Review the listing and copy each line that holds the word "CMPF".
## begin Stored data
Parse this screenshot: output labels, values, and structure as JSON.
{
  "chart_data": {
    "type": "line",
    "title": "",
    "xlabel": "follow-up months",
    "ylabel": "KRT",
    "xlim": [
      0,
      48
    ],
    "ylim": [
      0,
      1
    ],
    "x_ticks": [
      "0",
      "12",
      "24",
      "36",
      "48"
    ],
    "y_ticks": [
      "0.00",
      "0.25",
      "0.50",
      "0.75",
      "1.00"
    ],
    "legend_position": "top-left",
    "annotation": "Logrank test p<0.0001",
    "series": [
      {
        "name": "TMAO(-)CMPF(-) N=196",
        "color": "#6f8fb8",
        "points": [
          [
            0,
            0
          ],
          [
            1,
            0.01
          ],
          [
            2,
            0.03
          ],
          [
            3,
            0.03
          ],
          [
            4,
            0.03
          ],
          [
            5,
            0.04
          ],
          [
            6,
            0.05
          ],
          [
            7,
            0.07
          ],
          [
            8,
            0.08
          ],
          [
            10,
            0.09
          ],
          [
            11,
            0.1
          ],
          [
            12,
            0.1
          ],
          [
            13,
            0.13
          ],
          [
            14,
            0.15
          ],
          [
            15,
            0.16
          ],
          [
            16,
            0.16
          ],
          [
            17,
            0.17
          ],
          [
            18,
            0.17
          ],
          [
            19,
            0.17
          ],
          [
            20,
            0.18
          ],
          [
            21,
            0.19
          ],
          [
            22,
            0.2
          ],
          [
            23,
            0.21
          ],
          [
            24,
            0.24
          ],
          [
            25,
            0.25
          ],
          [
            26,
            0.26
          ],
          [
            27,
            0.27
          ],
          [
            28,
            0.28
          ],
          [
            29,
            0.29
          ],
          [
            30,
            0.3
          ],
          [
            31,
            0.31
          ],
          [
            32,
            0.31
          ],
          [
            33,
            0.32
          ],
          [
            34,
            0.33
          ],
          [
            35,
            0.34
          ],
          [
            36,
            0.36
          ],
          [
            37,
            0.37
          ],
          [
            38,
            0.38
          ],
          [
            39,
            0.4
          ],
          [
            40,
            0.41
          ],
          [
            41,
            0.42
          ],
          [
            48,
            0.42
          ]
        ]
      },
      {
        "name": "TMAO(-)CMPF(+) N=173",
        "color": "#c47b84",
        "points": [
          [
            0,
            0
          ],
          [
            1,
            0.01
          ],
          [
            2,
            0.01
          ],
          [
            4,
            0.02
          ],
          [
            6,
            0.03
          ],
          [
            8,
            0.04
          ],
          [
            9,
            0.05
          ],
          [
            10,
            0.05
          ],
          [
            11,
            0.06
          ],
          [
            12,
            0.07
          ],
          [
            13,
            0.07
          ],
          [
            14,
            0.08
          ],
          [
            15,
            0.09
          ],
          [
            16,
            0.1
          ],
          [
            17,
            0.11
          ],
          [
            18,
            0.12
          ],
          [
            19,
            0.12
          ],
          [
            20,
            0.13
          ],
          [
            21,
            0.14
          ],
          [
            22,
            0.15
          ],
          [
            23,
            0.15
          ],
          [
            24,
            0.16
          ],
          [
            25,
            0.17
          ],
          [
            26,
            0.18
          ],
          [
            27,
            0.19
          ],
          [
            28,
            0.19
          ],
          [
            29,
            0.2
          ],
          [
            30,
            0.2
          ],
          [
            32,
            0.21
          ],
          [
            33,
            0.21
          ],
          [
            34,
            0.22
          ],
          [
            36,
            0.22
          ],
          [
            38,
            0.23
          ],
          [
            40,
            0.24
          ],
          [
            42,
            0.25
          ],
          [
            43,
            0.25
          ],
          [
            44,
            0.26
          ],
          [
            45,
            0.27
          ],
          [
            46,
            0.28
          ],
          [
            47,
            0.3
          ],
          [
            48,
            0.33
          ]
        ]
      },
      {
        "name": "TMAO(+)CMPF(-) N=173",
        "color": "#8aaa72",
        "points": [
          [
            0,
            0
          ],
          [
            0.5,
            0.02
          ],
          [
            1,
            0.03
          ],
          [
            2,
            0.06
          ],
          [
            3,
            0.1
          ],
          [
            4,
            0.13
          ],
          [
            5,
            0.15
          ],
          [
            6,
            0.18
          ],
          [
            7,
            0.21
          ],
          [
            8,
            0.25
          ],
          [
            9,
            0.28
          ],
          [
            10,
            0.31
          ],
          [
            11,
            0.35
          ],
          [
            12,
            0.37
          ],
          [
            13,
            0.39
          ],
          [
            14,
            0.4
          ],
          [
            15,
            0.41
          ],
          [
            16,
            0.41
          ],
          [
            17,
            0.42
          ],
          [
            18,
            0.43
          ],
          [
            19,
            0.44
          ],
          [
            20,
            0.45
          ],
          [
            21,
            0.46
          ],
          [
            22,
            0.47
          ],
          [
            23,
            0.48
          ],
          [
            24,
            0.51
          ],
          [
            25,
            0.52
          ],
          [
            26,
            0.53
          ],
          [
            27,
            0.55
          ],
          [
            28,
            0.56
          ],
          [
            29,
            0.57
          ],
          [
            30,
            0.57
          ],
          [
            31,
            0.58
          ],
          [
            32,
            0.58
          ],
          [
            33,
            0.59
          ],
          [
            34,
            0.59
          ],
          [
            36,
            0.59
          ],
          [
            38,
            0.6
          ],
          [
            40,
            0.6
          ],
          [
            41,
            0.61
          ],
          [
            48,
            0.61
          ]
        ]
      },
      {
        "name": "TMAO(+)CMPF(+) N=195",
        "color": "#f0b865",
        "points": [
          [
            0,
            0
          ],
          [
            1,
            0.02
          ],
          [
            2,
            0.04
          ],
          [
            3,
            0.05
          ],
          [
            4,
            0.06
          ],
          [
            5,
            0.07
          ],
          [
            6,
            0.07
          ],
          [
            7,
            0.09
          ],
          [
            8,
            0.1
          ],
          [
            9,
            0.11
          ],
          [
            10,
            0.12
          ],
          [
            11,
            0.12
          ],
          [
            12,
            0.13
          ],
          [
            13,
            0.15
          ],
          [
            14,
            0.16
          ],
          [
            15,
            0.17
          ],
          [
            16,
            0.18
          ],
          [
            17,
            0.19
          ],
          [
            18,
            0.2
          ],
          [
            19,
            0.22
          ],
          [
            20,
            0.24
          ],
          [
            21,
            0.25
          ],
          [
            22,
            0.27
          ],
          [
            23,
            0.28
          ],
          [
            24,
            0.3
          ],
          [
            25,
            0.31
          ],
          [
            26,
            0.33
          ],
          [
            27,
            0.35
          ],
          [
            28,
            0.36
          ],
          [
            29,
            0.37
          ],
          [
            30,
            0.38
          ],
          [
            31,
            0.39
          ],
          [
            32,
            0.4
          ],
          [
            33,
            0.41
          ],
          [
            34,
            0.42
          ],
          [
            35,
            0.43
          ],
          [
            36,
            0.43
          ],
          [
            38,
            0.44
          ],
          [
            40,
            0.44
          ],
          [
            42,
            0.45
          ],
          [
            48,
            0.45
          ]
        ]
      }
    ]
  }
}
## end Stored data
• _Result_:
        "name": "TMAO(-)CMPF(-) N=196",
        "name": "TMAO(-)CMPF(+) N=173",
        "name": "TMAO(+)CMPF(-) N=173",
        "name": "TMAO(+)CMPF(+) N=195",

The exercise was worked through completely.